STATED GOAL:
Everything from the line with "Read all visible content and emit it as JSON." through the last line of the records below should be copied exactly, both ends included.

start

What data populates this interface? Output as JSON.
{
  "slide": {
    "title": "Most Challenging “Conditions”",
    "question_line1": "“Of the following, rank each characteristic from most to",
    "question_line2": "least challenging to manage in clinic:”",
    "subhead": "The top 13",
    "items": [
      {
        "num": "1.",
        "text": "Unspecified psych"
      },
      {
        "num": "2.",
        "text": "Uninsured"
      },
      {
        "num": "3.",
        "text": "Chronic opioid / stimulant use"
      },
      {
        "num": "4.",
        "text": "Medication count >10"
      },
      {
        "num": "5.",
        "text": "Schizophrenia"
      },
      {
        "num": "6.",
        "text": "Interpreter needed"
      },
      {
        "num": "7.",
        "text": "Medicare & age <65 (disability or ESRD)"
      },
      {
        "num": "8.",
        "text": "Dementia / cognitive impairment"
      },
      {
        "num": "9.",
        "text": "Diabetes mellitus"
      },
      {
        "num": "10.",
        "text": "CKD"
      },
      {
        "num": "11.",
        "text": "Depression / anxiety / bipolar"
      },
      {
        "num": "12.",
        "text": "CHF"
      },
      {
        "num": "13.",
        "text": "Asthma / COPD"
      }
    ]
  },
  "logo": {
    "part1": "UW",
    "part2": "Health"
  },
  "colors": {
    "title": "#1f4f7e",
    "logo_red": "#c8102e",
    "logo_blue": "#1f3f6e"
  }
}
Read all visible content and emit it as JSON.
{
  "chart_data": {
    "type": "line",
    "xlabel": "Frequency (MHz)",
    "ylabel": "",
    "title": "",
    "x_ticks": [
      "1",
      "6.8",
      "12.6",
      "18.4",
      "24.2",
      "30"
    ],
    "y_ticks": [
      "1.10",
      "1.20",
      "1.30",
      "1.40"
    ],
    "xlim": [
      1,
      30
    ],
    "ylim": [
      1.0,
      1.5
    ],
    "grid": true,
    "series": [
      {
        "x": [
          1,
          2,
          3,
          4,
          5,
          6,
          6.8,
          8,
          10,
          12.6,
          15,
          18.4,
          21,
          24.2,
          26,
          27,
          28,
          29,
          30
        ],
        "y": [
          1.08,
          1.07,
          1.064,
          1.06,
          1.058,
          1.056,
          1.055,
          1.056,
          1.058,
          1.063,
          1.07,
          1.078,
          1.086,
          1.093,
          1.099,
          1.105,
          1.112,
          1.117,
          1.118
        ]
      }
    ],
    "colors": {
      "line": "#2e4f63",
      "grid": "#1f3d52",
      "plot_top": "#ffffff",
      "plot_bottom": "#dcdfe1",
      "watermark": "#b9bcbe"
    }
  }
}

end

RESULT OF THE EXERCISE:
Read all visible content and emit it as JSON.
{
  "chart_data": {
    "type": "line",
    "xlabel": "Frequency (MHz)",
    "ylabel": "",
    "title": "",
    "x_ticks": [
      "1",
      "6.8",
      "12.6",
      "18.4",
      "24.2",
      "30"
    ],
    "y_ticks": [
      "1.10",
      "1.20",
      "1.30",
      "1.40"
    ],
    "xlim": [
      1,
      30
    ],
    "ylim": [
      1.0,
      1.5
    ],
    "grid": true,
    "series": [
      {
        "x": [
          1,
          2,
          3,
          4,
          5,
          6,
          6.8,
          8,
          10,
          12.6,
          15,
          18.4,
          21,
          24.2,
          26,
          27,
          28,
          29,
          30
        ],
        "y": [
          1.08,
          1.07,
          1.064,
          1.06,
          1.058,
          1.056,
          1.055,
          1.056,
          1.058,
          1.063,
          1.07,
          1.078,
          1.086,
          1.093,
          1.099,
          1.105,
          1.112,
          1.117,
          1.118
        ]
      }
    ],
    "colors": {
      "line": "#2e4f63",
      "grid": "#1f3d52",
      "plot_top": "#ffffff",
      "plot_bottom": "#dcdfe1",
      "watermark": "#b9bcbe"
    }
  }
}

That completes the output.